→ **EXERCISE DETAILS**
Which lines in the material below contain the word "this"? Copy each of them.

Dataset items
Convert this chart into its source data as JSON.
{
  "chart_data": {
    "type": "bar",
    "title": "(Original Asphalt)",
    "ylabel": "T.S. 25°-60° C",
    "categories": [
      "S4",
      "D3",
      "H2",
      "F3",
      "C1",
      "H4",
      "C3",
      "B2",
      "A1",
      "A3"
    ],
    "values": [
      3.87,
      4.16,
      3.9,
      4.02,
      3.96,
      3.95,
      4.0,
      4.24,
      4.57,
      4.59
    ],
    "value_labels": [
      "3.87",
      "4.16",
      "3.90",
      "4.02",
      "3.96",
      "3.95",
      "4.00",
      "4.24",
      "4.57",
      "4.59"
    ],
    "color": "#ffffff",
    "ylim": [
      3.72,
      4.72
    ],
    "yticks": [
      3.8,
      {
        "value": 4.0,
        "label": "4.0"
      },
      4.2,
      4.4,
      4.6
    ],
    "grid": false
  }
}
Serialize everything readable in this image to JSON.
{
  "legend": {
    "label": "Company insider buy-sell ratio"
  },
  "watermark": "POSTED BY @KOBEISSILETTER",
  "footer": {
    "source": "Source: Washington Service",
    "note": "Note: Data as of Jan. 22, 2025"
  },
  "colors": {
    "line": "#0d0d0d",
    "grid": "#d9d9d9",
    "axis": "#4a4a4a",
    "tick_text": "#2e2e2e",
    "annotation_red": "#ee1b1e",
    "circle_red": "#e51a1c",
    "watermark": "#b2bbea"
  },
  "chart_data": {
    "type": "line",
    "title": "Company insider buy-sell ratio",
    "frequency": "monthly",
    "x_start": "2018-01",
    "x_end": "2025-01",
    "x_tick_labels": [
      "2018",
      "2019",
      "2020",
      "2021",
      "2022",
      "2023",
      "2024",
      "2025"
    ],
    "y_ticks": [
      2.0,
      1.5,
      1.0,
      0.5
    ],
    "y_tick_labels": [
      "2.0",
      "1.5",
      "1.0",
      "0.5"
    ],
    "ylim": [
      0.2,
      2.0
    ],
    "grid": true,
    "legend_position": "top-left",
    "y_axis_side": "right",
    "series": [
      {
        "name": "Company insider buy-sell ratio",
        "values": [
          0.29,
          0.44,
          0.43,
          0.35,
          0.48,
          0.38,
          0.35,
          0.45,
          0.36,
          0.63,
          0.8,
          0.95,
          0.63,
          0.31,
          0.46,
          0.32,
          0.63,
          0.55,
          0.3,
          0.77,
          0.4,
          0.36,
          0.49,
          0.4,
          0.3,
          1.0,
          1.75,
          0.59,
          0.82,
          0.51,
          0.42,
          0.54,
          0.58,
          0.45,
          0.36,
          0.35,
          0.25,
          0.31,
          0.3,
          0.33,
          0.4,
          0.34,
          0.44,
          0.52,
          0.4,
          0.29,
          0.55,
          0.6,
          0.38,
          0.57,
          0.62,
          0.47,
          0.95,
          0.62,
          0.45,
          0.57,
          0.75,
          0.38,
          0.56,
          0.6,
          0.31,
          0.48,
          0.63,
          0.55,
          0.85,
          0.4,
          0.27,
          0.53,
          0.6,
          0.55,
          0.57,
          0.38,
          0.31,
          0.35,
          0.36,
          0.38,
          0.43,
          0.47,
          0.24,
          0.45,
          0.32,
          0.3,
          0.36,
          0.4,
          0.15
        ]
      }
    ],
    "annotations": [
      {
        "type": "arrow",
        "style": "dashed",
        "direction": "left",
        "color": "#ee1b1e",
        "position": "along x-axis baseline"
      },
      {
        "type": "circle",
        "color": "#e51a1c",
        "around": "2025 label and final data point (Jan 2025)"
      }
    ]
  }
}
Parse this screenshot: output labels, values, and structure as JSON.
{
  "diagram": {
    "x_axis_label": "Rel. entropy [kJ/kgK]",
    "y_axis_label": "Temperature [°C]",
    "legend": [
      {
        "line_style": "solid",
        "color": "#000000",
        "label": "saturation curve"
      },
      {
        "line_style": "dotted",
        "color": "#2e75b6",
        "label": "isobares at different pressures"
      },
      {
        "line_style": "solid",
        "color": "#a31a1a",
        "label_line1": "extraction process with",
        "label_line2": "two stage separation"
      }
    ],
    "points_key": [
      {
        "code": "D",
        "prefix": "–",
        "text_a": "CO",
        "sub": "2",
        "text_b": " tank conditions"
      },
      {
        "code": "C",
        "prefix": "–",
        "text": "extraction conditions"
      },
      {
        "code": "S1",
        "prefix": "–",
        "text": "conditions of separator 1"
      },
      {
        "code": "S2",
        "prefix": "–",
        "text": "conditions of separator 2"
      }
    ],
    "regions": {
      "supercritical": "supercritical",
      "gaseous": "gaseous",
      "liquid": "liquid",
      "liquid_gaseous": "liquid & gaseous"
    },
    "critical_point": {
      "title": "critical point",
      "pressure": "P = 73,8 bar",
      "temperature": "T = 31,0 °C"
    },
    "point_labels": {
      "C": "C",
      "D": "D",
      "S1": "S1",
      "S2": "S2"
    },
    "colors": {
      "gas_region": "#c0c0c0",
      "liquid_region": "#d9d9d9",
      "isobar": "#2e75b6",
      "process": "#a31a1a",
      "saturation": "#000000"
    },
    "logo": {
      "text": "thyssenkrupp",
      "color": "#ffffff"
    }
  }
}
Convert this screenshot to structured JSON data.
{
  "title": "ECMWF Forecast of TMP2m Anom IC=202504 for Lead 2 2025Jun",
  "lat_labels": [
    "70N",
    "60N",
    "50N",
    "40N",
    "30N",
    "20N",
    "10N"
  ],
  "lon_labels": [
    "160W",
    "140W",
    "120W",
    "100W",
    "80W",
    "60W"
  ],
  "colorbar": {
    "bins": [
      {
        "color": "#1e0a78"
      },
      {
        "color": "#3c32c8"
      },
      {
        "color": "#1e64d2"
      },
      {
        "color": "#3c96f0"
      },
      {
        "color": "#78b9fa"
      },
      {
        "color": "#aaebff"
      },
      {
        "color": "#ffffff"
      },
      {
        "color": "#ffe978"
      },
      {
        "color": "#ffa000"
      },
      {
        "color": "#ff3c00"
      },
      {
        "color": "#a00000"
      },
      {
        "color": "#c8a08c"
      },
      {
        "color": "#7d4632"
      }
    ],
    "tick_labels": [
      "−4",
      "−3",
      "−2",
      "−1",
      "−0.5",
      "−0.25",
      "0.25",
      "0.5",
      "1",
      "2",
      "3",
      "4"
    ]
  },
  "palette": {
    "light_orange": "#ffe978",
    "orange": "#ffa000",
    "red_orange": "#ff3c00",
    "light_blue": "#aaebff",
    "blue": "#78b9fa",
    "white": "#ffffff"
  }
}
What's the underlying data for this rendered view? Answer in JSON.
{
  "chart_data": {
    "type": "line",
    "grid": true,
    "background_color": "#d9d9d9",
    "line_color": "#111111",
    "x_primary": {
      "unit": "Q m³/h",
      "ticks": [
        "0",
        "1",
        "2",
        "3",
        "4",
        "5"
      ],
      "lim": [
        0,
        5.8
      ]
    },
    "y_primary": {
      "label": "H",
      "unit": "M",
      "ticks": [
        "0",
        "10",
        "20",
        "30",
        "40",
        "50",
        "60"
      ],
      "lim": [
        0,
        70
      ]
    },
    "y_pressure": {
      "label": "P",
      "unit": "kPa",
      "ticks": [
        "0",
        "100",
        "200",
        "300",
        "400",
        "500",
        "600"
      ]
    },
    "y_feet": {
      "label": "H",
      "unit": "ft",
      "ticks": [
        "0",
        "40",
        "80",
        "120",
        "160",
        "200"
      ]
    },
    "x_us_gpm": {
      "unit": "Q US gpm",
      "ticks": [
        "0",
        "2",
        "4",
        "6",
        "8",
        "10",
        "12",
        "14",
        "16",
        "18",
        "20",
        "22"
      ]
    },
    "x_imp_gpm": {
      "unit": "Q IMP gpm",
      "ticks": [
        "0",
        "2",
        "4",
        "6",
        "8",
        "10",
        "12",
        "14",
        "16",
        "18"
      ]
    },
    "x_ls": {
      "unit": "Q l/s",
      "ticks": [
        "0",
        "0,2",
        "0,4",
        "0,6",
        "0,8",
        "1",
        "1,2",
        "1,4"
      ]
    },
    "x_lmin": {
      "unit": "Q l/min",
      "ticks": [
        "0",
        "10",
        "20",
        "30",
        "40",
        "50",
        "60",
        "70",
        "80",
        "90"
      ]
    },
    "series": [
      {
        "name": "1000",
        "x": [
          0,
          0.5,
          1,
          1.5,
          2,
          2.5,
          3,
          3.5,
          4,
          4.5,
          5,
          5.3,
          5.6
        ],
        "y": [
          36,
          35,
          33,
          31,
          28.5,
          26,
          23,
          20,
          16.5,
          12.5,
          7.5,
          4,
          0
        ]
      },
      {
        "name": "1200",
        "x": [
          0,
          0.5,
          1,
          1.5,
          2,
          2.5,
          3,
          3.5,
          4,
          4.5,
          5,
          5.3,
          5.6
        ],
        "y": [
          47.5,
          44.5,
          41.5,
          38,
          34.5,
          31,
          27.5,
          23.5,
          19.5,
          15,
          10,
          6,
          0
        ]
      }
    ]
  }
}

→ **TASK ANSWER**
Convert this chart into its source data as JSON.
Serialize everything readable in this image to JSON.
Parse this screenshot: output labels, values, and structure as JSON.
Convert this screenshot to structured JSON data.
What's the underlying data for this rendered view? Answer in JSON.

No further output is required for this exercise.